==== Dataset ====

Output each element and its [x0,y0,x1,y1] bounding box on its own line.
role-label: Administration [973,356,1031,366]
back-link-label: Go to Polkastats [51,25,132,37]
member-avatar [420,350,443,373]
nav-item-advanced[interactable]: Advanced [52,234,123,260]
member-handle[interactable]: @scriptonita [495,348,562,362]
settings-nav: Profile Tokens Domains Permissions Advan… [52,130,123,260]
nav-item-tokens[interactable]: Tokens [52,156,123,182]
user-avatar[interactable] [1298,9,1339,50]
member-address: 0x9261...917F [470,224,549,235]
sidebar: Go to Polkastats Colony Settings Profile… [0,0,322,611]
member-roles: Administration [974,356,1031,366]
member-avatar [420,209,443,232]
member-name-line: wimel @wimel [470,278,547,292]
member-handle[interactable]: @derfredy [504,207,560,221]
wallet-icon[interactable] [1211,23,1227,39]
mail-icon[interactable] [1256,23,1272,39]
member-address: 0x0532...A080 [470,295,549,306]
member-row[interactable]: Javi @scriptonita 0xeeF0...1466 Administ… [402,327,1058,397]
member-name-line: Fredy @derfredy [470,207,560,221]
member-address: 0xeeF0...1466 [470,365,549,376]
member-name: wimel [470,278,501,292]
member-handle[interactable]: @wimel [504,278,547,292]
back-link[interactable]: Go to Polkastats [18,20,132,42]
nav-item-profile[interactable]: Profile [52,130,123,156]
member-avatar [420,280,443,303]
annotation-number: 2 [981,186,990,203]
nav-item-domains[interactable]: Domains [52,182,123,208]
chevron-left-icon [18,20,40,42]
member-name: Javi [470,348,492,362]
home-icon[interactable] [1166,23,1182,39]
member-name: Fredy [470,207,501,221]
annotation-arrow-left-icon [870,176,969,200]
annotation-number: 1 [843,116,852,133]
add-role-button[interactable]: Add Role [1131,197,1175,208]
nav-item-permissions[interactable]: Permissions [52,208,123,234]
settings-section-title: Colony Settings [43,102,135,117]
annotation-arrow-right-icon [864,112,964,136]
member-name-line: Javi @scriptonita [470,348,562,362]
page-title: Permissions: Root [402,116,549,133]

====

• **What the exercise asks**:
Present all of the records above as a Markdown table with two columns, Number and Record line. Put one line per row and skip any blank lines.

• **Exercise solution**:
| Number | Record line |
|---|---|
| 1 | Output each element and its [x0,y0,x1,y1] bounding box on its own line. |
| 2 | role-label: Administration [973,356,1031,366] |
| 3 | back-link-label: Go to Polkastats [51,25,132,37] |
| 4 | member-avatar [420,350,443,373] |
| 5 | nav-item-advanced[interactable]: Advanced [52,234,123,260] |
| 6 | member-handle[interactable]: @scriptonita [495,348,562,362] |
| 7 | settings-nav: Profile Tokens Domains Permissions Advan… [52,130,123,260] |
| 8 | nav-item-tokens[interactable]: Tokens [52,156,123,182] |
| 9 | user-avatar[interactable] [1298,9,1339,50] |
| 10 | member-address: 0x9261...917F [470,224,549,235] |
| 11 | sidebar: Go to Polkastats Colony Settings Profile… [0,0,322,611] |
| 12 | member-roles: Administration [974,356,1031,366] |
| 13 | member-avatar [420,209,443,232] |
| 14 | member-name-line: wimel @wimel [470,278,547,292] |
| 15 | member-handle[interactable]: @derfredy [504,207,560,221] |
| 16 | wallet-icon[interactable] [1211,23,1227,39] |
| 17 | mail-icon[interactable] [1256,23,1272,39] |
| 18 | member-address: 0x0532...A080 [470,295,549,306] |
| 19 | member-row[interactable]: Javi @scriptonita 0xeeF0...1466 Administ… [402,327,1058,397] |
| 20 | member-name-line: Fredy @derfredy [470,207,560,221] |
| 21 | member-address: 0xeeF0...1466 [470,365,549,376] |
| 22 | member-name: wimel [470,278,501,292] |
| 23 | member-handle[interactable]: @wimel [504,278,547,292] |
| 24 | back-link[interactable]: Go to Polkastats [18,20,132,42] |
| 25 | nav-item-profile[interactable]: Profile [52,130,123,156] |
| 26 | member-avatar [420,280,443,303] |
| 27 | annotation-number: 2 [981,186,990,203] |
| 28 | nav-item-domains[interactable]: Domains [52,182,123,208] |
| 29 | chevron-left-icon [18,20,40,42] |
| 30 | member-name: Javi [470,348,492,362] |
| 31 | home-icon[interactable] [1166,23,1182,39] |
| 32 | member-name: Fredy [470,207,501,221] |
| 33 | annotation-arrow-left-icon [870,176,969,200] |
| 34 | annotation-number: 1 [843,116,852,133] |
| 35 | add-role-button[interactable]: Add Role [1131,197,1175,208] |
| 36 | nav-item-permissions[interactable]: Permissions [52,208,123,234] |
| 37 | settings-section-title: Colony Settings [43,102,135,117] |
| 38 | annotation-arrow-right-icon [864,112,964,136] |
| 39 | member-name-line: Javi @scriptonita [470,348,562,362] |
| 40 | page-title: Permissions: Root [402,116,549,133] |